- **Required work**:
If a line in the data holds "icon", copy that line out in full.

====== Extracted information

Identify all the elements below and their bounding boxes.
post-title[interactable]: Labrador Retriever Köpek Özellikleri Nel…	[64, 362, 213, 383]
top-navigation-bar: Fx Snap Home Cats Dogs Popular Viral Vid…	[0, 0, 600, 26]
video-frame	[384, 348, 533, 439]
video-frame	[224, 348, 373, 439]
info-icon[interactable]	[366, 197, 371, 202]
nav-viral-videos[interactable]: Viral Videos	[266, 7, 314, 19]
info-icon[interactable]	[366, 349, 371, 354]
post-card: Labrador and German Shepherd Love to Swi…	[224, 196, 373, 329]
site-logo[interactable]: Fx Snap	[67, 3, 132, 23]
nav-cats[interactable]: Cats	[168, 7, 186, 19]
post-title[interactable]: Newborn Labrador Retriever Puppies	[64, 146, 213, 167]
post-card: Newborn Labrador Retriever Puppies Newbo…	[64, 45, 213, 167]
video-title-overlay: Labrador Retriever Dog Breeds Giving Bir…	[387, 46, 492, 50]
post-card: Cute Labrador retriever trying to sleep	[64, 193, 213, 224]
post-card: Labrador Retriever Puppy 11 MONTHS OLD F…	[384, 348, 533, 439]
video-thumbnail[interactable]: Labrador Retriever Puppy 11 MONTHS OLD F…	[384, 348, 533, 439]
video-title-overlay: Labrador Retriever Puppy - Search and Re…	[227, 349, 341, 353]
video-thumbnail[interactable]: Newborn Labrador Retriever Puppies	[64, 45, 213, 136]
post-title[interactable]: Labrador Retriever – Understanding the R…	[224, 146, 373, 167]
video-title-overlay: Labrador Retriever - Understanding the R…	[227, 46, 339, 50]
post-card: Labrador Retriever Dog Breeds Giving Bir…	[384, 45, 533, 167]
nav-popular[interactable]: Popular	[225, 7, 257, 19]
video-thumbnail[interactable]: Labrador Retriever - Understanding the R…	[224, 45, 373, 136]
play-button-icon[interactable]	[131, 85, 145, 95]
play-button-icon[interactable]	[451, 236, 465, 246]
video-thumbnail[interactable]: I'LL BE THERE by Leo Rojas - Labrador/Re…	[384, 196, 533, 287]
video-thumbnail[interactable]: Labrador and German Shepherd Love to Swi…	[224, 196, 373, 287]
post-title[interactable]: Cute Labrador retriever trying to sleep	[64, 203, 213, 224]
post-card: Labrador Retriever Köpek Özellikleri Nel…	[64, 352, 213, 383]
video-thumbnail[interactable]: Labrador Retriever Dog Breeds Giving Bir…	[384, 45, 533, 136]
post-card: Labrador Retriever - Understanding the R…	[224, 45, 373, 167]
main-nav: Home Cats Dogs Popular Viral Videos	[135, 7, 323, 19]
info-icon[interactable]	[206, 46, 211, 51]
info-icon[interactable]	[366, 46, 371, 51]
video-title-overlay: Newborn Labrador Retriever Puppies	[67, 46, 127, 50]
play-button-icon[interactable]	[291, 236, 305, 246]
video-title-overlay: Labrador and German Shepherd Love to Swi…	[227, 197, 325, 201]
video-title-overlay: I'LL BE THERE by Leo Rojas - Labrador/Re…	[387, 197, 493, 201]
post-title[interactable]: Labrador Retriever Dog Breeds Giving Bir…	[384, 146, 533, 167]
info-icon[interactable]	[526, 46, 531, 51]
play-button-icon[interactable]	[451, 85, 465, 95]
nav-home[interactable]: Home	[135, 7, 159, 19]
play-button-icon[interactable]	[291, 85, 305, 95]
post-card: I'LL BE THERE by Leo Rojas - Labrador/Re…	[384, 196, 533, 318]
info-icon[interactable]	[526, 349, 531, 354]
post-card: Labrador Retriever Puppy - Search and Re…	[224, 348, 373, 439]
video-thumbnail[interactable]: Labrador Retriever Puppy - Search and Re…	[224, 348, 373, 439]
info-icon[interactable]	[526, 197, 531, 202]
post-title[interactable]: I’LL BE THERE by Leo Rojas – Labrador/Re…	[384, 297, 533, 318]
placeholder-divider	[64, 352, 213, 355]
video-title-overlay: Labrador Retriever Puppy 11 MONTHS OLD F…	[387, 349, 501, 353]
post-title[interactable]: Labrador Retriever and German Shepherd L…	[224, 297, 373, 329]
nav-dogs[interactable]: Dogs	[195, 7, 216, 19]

============

- **Task output**:
info-icon[interactable]	[366, 197, 371, 202]
info-icon[interactable]	[366, 349, 371, 354]
play-button-icon[interactable]	[131, 85, 145, 95]
play-button-icon[interactable]	[451, 236, 465, 246]
info-icon[interactable]	[206, 46, 211, 51]
info-icon[interactable]	[366, 46, 371, 51]
play-button-icon[interactable]	[291, 236, 305, 246]
info-icon[interactable]	[526, 46, 531, 51]
play-button-icon[interactable]	[451, 85, 465, 95]
play-button-icon[interactable]	[291, 85, 305, 95]
info-icon[interactable]	[526, 349, 531, 354]
info-icon[interactable]	[526, 197, 531, 202]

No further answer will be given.